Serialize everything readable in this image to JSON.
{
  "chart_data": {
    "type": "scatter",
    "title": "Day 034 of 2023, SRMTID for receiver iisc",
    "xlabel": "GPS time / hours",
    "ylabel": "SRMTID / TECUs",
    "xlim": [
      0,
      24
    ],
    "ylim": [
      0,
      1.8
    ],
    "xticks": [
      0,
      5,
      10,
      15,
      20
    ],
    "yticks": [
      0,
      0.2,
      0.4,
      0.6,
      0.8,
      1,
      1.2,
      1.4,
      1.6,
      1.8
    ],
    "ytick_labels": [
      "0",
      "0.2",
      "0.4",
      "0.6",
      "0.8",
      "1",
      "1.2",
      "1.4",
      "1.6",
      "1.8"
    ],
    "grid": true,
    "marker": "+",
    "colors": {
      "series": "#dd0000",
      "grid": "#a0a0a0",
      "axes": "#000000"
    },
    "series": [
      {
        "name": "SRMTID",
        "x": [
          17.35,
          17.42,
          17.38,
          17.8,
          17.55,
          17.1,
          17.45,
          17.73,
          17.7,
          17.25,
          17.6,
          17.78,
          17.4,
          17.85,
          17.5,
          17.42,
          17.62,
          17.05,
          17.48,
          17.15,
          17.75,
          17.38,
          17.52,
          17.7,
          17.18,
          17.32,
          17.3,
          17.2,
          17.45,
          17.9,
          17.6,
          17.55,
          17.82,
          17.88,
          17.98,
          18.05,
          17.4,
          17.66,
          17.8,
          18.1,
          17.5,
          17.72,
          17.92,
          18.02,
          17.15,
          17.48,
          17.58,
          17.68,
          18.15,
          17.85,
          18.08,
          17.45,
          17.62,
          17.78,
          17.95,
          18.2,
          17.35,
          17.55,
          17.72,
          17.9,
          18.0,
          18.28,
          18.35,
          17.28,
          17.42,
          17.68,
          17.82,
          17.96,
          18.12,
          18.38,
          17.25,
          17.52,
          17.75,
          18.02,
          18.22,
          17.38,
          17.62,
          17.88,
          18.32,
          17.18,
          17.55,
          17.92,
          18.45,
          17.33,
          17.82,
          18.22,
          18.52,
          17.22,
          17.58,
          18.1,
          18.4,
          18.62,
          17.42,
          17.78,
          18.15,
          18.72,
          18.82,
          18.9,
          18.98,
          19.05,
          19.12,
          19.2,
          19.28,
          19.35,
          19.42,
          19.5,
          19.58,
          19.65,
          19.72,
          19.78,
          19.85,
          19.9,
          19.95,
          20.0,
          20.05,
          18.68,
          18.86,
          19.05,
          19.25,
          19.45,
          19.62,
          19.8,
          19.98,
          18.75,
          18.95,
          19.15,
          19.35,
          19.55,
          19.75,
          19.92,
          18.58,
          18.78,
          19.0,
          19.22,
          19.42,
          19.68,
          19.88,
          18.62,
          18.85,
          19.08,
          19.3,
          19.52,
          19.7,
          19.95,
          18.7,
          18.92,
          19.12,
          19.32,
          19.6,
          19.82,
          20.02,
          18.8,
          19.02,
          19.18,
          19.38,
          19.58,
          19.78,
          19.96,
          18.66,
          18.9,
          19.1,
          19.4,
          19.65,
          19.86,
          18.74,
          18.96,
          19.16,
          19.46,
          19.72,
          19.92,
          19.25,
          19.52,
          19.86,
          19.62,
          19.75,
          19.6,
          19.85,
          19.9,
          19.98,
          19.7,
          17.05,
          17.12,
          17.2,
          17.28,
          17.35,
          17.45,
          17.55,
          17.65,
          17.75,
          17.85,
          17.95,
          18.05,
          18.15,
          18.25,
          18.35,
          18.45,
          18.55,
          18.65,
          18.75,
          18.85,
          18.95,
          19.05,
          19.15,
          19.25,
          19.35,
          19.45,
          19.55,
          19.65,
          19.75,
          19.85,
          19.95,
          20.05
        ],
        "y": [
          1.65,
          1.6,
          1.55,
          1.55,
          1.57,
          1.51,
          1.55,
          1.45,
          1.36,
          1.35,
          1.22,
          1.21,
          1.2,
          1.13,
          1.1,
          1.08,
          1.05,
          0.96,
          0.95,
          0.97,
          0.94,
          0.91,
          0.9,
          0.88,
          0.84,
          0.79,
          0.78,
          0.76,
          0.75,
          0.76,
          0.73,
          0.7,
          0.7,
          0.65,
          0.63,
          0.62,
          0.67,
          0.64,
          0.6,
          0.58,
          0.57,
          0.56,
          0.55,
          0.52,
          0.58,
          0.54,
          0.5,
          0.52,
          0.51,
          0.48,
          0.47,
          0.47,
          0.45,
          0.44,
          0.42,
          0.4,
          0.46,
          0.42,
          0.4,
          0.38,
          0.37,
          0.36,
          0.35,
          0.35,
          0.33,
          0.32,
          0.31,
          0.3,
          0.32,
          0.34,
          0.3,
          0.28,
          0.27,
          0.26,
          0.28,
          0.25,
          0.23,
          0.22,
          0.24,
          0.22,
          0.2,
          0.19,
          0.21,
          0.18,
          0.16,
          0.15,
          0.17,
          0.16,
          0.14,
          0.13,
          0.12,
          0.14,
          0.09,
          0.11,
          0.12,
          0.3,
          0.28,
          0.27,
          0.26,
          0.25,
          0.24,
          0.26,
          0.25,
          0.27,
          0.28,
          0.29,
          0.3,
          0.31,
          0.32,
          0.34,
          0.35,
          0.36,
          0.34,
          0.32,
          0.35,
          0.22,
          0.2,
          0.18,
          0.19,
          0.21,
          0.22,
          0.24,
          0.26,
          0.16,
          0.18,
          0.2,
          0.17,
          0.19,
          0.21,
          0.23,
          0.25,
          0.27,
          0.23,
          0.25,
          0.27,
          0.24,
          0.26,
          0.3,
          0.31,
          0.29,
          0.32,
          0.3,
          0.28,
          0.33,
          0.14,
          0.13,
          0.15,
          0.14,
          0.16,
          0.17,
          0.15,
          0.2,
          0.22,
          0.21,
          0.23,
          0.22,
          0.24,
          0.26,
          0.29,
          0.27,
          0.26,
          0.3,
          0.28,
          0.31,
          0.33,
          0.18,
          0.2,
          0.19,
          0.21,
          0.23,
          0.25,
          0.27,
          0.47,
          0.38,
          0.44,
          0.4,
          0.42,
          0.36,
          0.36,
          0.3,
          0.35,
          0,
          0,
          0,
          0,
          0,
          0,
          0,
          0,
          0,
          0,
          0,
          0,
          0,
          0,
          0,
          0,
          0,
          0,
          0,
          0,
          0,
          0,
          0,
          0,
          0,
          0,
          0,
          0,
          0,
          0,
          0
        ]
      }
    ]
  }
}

=== GOAL OF THE EXERCISE ===
Quote the whole listing above, leaving nothing out.

=== FULL SOLUTION ===
Serialize everything readable in this image to JSON.
{
  "chart_data": {
    "type": "scatter",
    "title": "Day 034 of 2023, SRMTID for receiver iisc",
    "xlabel": "GPS time / hours",
    "ylabel": "SRMTID / TECUs",
    "xlim": [
      0,
      24
    ],
    "ylim": [
      0,
      1.8
    ],
    "xticks": [
      0,
      5,
      10,
      15,
      20
    ],
    "yticks": [
      0,
      0.2,
      0.4,
      0.6,
      0.8,
      1,
      1.2,
      1.4,
      1.6,
      1.8
    ],
    "ytick_labels": [
      "0",
      "0.2",
      "0.4",
      "0.6",
      "0.8",
      "1",
      "1.2",
      "1.4",
      "1.6",
      "1.8"
    ],
    "grid": true,
    "marker": "+",
    "colors": {
      "series": "#dd0000",
      "grid": "#a0a0a0",
      "axes": "#000000"
    },
    "series": [
      {
        "name": "SRMTID",
        "x": [
          17.35,
          17.42,
          17.38,
          17.8,
          17.55,
          17.1,
          17.45,
          17.73,
          17.7,
          17.25,
          17.6,
          17.78,
          17.4,
          17.85,
          17.5,
          17.42,
          17.62,
          17.05,
          17.48,
          17.15,
          17.75,
          17.38,
          17.52,
          17.7,
          17.18,
          17.32,
          17.3,
          17.2,
          17.45,
          17.9,
          17.6,
          17.55,
          17.82,
          17.88,
          17.98,
          18.05,
          17.4,
          17.66,
          17.8,
          18.1,
          17.5,
          17.72,
          17.92,
          18.02,
          17.15,
          17.48,
          17.58,
          17.68,
          18.15,
          17.85,
          18.08,
          17.45,
          17.62,
          17.78,
          17.95,
          18.2,
          17.35,
          17.55,
          17.72,
          17.9,
          18.0,
          18.28,
          18.35,
          17.28,
          17.42,
          17.68,
          17.82,
          17.96,
          18.12,
          18.38,
          17.25,
          17.52,
          17.75,
          18.02,
          18.22,
          17.38,
          17.62,
          17.88,
          18.32,
          17.18,
          17.55,
          17.92,
          18.45,
          17.33,
          17.82,
          18.22,
          18.52,
          17.22,
          17.58,
          18.1,
          18.4,
          18.62,
          17.42,
          17.78,
          18.15,
          18.72,
          18.82,
          18.9,
          18.98,
          19.05,
          19.12,
          19.2,
          19.28,
          19.35,
          19.42,
          19.5,
          19.58,
          19.65,
          19.72,
          19.78,
          19.85,
          19.9,
          19.95,
          20.0,
          20.05,
          18.68,
          18.86,
          19.05,
          19.25,
          19.45,
          19.62,
          19.8,
          19.98,
          18.75,
          18.95,
          19.15,
          19.35,
          19.55,
          19.75,
          19.92,
          18.58,
          18.78,
          19.0,
          19.22,
          19.42,
          19.68,
          19.88,
          18.62,
          18.85,
          19.08,
          19.3,
          19.52,
          19.7,
          19.95,
          18.7,
          18.92,
          19.12,
          19.32,
          19.6,
          19.82,
          20.02,
          18.8,
          19.02,
          19.18,
          19.38,
          19.58,
          19.78,
          19.96,
          18.66,
          18.9,
          19.1,
          19.4,
          19.65,
          19.86,
          18.74,
          18.96,
          19.16,
          19.46,
          19.72,
          19.92,
          19.25,
          19.52,
          19.86,
          19.62,
          19.75,
          19.6,
          19.85,
          19.9,
          19.98,
          19.7,
          17.05,
          17.12,
          17.2,
          17.28,
          17.35,
          17.45,
          17.55,
          17.65,
          17.75,
          17.85,
          17.95,
          18.05,
          18.15,
          18.25,
          18.35,
          18.45,
          18.55,
          18.65,
          18.75,
          18.85,
          18.95,
          19.05,
          19.15,
          19.25,
          19.35,
          19.45,
          19.55,
          19.65,
          19.75,
          19.85,
          19.95,
          20.05
        ],
        "y": [
          1.65,
          1.6,
          1.55,
          1.55,
          1.57,
          1.51,
          1.55,
          1.45,
          1.36,
          1.35,
          1.22,
          1.21,
          1.2,
          1.13,
          1.1,
          1.08,
          1.05,
          0.96,
          0.95,
          0.97,
          0.94,
          0.91,
          0.9,
          0.88,
          0.84,
          0.79,
          0.78,
          0.76,
          0.75,
          0.76,
          0.73,
          0.7,
          0.7,
          0.65,
          0.63,
          0.62,
          0.67,
          0.64,
          0.6,
          0.58,
          0.57,
          0.56,
          0.55,
          0.52,
          0.58,
          0.54,
          0.5,
          0.52,
          0.51,
          0.48,
          0.47,
          0.47,
          0.45,
          0.44,
          0.42,
          0.4,
          0.46,
          0.42,
          0.4,
          0.38,
          0.37,
          0.36,
          0.35,
          0.35,
          0.33,
          0.32,
          0.31,
          0.3,
          0.32,
          0.34,
          0.3,
          0.28,
          0.27,
          0.26,
          0.28,
          0.25,
          0.23,
          0.22,
          0.24,
          0.22,
          0.2,
          0.19,
          0.21,
          0.18,
          0.16,
          0.15,
          0.17,
          0.16,
          0.14,
          0.13,
          0.12,
          0.14,
          0.09,
          0.11,
          0.12,
          0.3,
          0.28,
          0.27,
          0.26,
          0.25,
          0.24,
          0.26,
          0.25,
          0.27,
          0.28,
          0.29,
          0.3,
          0.31,
          0.32,
          0.34,
          0.35,
          0.36,
          0.34,
          0.32,
          0.35,
          0.22,
          0.2,
          0.18,
          0.19,
          0.21,
          0.22,
          0.24,
          0.26,
          0.16,
          0.18,
          0.2,
          0.17,
          0.19,
          0.21,
          0.23,
          0.25,
          0.27,
          0.23,
          0.25,
          0.27,
          0.24,
          0.26,
          0.3,
          0.31,
          0.29,
          0.32,
          0.3,
          0.28,
          0.33,
          0.14,
          0.13,
          0.15,
          0.14,
          0.16,
          0.17,
          0.15,
          0.2,
          0.22,
          0.21,
          0.23,
          0.22,
          0.24,
          0.26,
          0.29,
          0.27,
          0.26,
          0.3,
          0.28,
          0.31,
          0.33,
          0.18,
          0.2,
          0.19,
          0.21,
          0.23,
          0.25,
          0.27,
          0.47,
          0.38,
          0.44,
          0.4,
          0.42,
          0.36,
          0.36,
          0.3,
          0.35,
          0,
          0,
          0,
          0,
          0,
          0,
          0,
          0,
          0,
          0,
          0,
          0,
          0,
          0,
          0,
          0,
          0,
          0,
          0,
          0,
          0,
          0,
          0,
          0,
          0,
          0,
          0,
          0,
          0,
          0,
          0
        ]
      }
    ]
  }
}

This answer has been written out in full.